Stored entries:
######

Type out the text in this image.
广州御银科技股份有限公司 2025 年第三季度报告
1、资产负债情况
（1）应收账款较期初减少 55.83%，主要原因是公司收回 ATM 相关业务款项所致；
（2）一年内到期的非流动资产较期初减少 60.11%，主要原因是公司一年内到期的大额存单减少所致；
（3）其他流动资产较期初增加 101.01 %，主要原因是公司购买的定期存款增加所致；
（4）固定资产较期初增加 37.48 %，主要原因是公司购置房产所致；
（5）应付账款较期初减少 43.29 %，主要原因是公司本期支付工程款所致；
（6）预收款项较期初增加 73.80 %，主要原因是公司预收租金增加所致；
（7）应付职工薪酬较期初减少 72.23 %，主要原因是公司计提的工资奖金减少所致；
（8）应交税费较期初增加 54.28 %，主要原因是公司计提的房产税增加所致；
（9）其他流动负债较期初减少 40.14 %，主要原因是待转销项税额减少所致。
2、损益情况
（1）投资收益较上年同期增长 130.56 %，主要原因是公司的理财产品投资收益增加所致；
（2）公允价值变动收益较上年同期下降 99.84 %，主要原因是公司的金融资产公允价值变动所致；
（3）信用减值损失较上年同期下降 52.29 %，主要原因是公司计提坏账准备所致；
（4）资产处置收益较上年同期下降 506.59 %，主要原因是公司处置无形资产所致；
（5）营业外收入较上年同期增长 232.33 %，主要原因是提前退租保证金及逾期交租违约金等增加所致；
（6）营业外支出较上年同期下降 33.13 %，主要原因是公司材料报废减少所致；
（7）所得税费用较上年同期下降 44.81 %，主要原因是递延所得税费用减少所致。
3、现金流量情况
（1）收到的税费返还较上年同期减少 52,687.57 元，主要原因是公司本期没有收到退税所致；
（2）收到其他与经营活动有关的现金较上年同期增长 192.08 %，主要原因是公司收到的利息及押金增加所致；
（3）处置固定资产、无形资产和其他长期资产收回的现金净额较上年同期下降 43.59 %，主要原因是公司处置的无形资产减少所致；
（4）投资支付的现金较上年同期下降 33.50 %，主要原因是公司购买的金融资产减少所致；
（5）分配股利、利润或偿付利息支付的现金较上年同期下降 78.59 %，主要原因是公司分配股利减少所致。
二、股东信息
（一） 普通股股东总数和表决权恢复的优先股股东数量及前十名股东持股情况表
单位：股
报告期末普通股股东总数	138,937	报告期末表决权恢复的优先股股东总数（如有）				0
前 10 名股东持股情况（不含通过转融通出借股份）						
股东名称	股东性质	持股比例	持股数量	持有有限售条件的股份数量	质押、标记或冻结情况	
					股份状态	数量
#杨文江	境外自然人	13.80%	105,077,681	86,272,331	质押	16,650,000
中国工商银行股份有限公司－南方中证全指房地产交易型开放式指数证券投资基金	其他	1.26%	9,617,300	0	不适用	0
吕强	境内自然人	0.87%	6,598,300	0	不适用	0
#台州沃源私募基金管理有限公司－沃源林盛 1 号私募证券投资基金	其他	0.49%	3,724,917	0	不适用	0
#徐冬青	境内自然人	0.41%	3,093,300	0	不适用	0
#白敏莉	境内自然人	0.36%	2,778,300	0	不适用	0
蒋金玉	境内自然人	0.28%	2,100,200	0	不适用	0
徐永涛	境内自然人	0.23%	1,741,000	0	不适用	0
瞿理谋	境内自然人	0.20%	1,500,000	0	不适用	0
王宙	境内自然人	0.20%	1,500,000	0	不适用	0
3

######

Return each line of the records above exactly as it reads.

Type out the text in this image.
广州御银科技股份有限公司 2025 年第三季度报告
1、资产负债情况
（1）应收账款较期初减少 55.83%，主要原因是公司收回 ATM 相关业务款项所致；
（2）一年内到期的非流动资产较期初减少 60.11%，主要原因是公司一年内到期的大额存单减少所致；
（3）其他流动资产较期初增加 101.01 %，主要原因是公司购买的定期存款增加所致；
（4）固定资产较期初增加 37.48 %，主要原因是公司购置房产所致；
（5）应付账款较期初减少 43.29 %，主要原因是公司本期支付工程款所致；
（6）预收款项较期初增加 73.80 %，主要原因是公司预收租金增加所致；
（7）应付职工薪酬较期初减少 72.23 %，主要原因是公司计提的工资奖金减少所致；
（8）应交税费较期初增加 54.28 %，主要原因是公司计提的房产税增加所致；
（9）其他流动负债较期初减少 40.14 %，主要原因是待转销项税额减少所致。
2、损益情况
（1）投资收益较上年同期增长 130.56 %，主要原因是公司的理财产品投资收益增加所致；
（2）公允价值变动收益较上年同期下降 99.84 %，主要原因是公司的金融资产公允价值变动所致；
（3）信用减值损失较上年同期下降 52.29 %，主要原因是公司计提坏账准备所致；
（4）资产处置收益较上年同期下降 506.59 %，主要原因是公司处置无形资产所致；
（5）营业外收入较上年同期增长 232.33 %，主要原因是提前退租保证金及逾期交租违约金等增加所致；
（6）营业外支出较上年同期下降 33.13 %，主要原因是公司材料报废减少所致；
（7）所得税费用较上年同期下降 44.81 %，主要原因是递延所得税费用减少所致。
3、现金流量情况
（1）收到的税费返还较上年同期减少 52,687.57 元，主要原因是公司本期没有收到退税所致；
（2）收到其他与经营活动有关的现金较上年同期增长 192.08 %，主要原因是公司收到的利息及押金增加所致；
（3）处置固定资产、无形资产和其他长期资产收回的现金净额较上年同期下降 43.59 %，主要原因是公司处置的无形资产减少所致；
（4）投资支付的现金较上年同期下降 33.50 %，主要原因是公司购买的金融资产减少所致；
（5）分配股利、利润或偿付利息支付的现金较上年同期下降 78.59 %，主要原因是公司分配股利减少所致。
二、股东信息
（一） 普通股股东总数和表决权恢复的优先股股东数量及前十名股东持股情况表
单位：股
报告期末普通股股东总数	138,937	报告期末表决权恢复的优先股股东总数（如有）				0
前 10 名股东持股情况（不含通过转融通出借股份）						
股东名称	股东性质	持股比例	持股数量	持有有限售条件的股份数量	质押、标记或冻结情况	
					股份状态	数量
#杨文江	境外自然人	13.80%	105,077,681	86,272,331	质押	16,650,000
中国工商银行股份有限公司－南方中证全指房地产交易型开放式指数证券投资基金	其他	1.26%	9,617,300	0	不适用	0
吕强	境内自然人	0.87%	6,598,300	0	不适用	0
#台州沃源私募基金管理有限公司－沃源林盛 1 号私募证券投资基金	其他	0.49%	3,724,917	0	不适用	0
#徐冬青	境内自然人	0.41%	3,093,300	0	不适用	0
#白敏莉	境内自然人	0.36%	2,778,300	0	不适用	0
蒋金玉	境内自然人	0.28%	2,100,200	0	不适用	0
徐永涛	境内自然人	0.23%	1,741,000	0	不适用	0
瞿理谋	境内自然人	0.20%	1,500,000	0	不适用	0
王宙	境内自然人	0.20%	1,500,000	0	不适用	0
3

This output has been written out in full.